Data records
☆ ☆ ☆
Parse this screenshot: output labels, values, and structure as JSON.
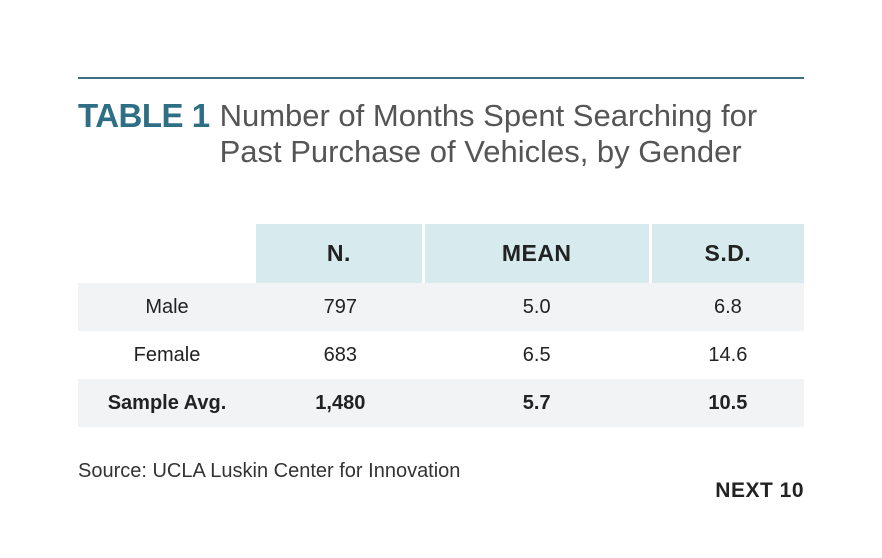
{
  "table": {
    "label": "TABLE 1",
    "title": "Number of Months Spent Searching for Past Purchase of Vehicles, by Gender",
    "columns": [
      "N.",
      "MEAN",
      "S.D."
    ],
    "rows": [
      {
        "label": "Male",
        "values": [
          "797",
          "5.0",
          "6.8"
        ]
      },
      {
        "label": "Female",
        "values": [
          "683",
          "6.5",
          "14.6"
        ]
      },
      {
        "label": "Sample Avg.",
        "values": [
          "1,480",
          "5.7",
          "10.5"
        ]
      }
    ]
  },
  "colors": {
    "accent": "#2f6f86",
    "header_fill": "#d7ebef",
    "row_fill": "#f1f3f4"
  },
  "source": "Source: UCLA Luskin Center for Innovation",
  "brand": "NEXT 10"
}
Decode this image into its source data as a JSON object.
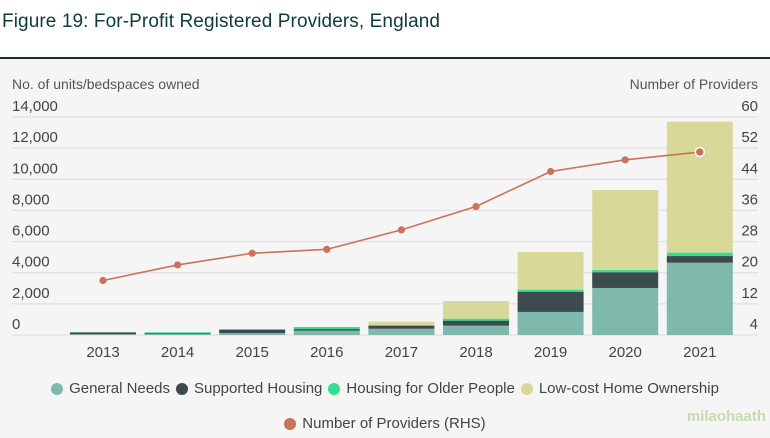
☆ ☆ ☆
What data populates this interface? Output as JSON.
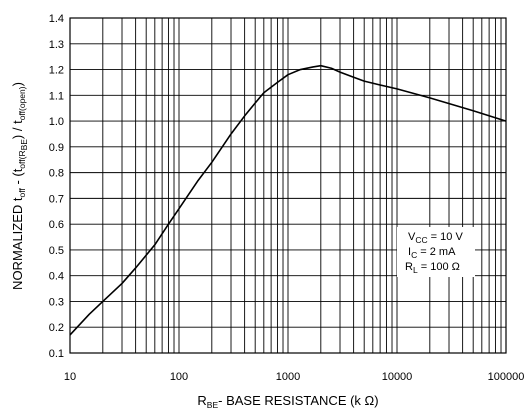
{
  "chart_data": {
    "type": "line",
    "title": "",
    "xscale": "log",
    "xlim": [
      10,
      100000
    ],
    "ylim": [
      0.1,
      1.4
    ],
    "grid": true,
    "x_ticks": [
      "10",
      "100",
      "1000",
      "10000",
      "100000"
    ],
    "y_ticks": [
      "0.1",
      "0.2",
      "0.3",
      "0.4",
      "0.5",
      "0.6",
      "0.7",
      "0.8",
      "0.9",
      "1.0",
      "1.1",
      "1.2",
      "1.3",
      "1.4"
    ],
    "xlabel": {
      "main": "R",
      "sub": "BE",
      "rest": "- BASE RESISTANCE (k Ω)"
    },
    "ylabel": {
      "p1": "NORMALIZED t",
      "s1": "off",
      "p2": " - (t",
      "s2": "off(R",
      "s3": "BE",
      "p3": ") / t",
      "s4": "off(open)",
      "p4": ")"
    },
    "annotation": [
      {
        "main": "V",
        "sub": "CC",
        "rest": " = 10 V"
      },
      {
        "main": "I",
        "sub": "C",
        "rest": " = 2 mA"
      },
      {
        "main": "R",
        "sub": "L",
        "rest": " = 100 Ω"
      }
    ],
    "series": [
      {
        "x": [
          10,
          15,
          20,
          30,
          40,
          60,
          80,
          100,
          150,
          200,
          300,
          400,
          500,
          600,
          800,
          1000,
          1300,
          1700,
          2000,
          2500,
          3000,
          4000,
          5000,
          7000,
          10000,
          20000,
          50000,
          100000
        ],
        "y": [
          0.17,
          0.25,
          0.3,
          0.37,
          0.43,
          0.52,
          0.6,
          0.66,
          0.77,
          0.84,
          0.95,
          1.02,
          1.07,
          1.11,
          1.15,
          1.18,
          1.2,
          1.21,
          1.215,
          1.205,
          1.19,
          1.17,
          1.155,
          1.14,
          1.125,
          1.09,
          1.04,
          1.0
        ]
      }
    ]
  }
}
☆ ☆ ☆
What is expected
Write out the lines from the one containing "Parse this screenshot: output" down to the one containing "Decode this image", both included, exactly as they appear. Leave out any pictures.

Response to this exercise
Parse this screenshot: output labels, values, and structure as JSON.
{
  "table": {
    "label": "TABLE 1",
    "title": "Number of Months Spent Searching for Past Purchase of Vehicles, by Gender",
    "columns": [
      "N.",
      "MEAN",
      "S.D."
    ],
    "rows": [
      {
        "label": "Male",
        "values": [
          "797",
          "5.0",
          "6.8"
        ]
      },
      {
        "label": "Female",
        "values": [
          "683",
          "6.5",
          "14.6"
        ]
      },
      {
        "label": "Sample Avg.",
        "values": [
          "1,480",
          "5.7",
          "10.5"
        ]
      }
    ]
  },
  "colors": {
    "accent": "#2f6f86",
    "header_fill": "#d7ebef",
    "row_fill": "#f1f3f4"
  },
  "source": "Source: UCLA Luskin Center for Innovation",
  "brand": "NEXT 10"
}
Decode this image into its source data as a JSON object.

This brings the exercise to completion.